● ANHAND DER ANGABEN
**a)** Nennen Sie alle Stellen im Auszug, die in deutschen Anführungszeichen („…“) stehen, in der Reihenfolge ihres Auftretens.
**b)** Beantworten Sie anhand des Auszugs:
(i) In welcher Mediathek ist die Dokumentation verfügbar?
(ii) Über welchen Zeitraum hat die Dokumentation die Szene begleitet?
(iii) Wie alt ist der Wald laut Auszug?

● ZU LESENDER AUSZUG

━━━━━━━━

       Klimabewegung um die Ressourcen des Planeten. Die in der ARD-Mediathek
       verfügbare Dokumentation „Die Autobahn – Kampf um die A 49“ hat die bunte
       Szene der KlimaaktivistInnen und ihre Auseinandersetzung mit der Polizei
       über Monate hinweg begleitet. Die AktivistInnen wissen, dass sie Gesetze
       brechen, aber „es geht doch um die Zukunft von uns allen“, sagt
       Pressesprecherin „Lola Löwenzahn“. Die jungen Leute sind entschlossen die
       Vernichtung des tausend Jahre alten Waldes aufzuhalten, der dem
       Lückenschluss der Autobahn im Weg steht. „Danni bleibt!“ – diese Parole
       steht für die nicht immer friedlichen und spektakulären
       Auseinandersetzungen im Kampf gegen die Zerstörung des Planeten.

━━━━━━━━

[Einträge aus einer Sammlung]

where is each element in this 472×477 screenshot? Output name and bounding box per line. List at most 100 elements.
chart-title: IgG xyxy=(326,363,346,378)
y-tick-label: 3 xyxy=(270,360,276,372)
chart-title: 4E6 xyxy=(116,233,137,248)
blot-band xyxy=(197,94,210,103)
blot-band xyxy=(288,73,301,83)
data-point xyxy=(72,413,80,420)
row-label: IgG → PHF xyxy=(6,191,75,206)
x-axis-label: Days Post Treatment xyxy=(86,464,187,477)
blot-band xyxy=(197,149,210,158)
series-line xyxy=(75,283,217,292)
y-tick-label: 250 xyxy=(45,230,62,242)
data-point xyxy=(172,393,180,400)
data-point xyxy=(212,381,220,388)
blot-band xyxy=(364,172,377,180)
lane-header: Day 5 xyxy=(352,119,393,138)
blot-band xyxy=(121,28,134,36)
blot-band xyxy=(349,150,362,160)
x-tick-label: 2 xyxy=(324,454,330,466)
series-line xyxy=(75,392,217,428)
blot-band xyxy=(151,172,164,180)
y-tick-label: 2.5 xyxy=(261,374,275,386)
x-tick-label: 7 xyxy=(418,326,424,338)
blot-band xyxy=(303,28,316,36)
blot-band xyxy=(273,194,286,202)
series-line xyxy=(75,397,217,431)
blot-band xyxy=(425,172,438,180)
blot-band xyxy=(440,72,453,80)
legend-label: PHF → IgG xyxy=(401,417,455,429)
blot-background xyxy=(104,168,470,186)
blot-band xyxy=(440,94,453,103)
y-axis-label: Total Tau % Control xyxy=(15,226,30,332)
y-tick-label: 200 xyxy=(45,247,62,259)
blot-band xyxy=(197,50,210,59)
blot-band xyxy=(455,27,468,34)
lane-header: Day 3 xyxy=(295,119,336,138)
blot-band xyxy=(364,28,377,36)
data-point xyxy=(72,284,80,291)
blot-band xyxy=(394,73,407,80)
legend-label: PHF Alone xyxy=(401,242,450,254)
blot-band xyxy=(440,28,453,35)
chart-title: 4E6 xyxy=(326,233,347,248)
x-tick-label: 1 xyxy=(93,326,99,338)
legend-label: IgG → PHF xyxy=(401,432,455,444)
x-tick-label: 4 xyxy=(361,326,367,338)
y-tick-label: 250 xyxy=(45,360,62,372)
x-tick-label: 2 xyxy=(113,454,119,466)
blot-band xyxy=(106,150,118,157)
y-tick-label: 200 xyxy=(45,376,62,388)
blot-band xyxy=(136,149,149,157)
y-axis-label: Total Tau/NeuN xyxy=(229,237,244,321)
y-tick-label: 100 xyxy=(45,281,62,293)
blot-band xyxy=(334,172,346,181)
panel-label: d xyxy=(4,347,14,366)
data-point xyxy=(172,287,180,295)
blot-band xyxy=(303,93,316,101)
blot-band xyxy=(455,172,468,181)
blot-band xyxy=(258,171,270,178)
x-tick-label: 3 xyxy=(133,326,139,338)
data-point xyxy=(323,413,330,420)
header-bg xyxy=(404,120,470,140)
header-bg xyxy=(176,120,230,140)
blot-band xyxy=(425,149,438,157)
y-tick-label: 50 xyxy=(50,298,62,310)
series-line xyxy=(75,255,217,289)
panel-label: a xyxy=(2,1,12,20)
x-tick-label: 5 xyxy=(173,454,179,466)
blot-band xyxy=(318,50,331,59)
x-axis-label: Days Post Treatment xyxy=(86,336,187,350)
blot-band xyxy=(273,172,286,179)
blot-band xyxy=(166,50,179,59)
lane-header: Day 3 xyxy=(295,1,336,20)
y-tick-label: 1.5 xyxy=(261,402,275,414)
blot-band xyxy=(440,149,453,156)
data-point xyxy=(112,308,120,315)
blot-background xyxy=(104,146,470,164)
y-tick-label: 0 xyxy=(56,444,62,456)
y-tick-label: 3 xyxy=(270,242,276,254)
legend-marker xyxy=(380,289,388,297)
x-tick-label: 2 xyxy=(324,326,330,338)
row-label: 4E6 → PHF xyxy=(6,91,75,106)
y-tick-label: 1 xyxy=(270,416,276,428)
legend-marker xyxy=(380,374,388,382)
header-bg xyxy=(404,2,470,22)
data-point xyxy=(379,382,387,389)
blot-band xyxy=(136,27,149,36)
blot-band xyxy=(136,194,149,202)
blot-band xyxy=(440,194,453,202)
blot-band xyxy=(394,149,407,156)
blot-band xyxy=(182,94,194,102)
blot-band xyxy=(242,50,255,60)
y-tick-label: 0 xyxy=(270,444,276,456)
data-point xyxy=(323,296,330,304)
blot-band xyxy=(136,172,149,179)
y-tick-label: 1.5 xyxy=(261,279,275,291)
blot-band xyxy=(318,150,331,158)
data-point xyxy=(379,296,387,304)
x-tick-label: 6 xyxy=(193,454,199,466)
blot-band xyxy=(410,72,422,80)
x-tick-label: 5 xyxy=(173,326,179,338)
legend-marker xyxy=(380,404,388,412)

━━━━━━━━

● LÖSUNGEN DER AUFGABEN
**a)**
„Die Autobahn – Kampf um die A 49“
„es geht doch um die Zukunft von uns allen“
„Lola Löwenzahn“
„Danni bleibt!“

**b)**
(i) In der ARD-Mediathek.
(ii) Über Monate hinweg.
(iii) Tausend Jahre.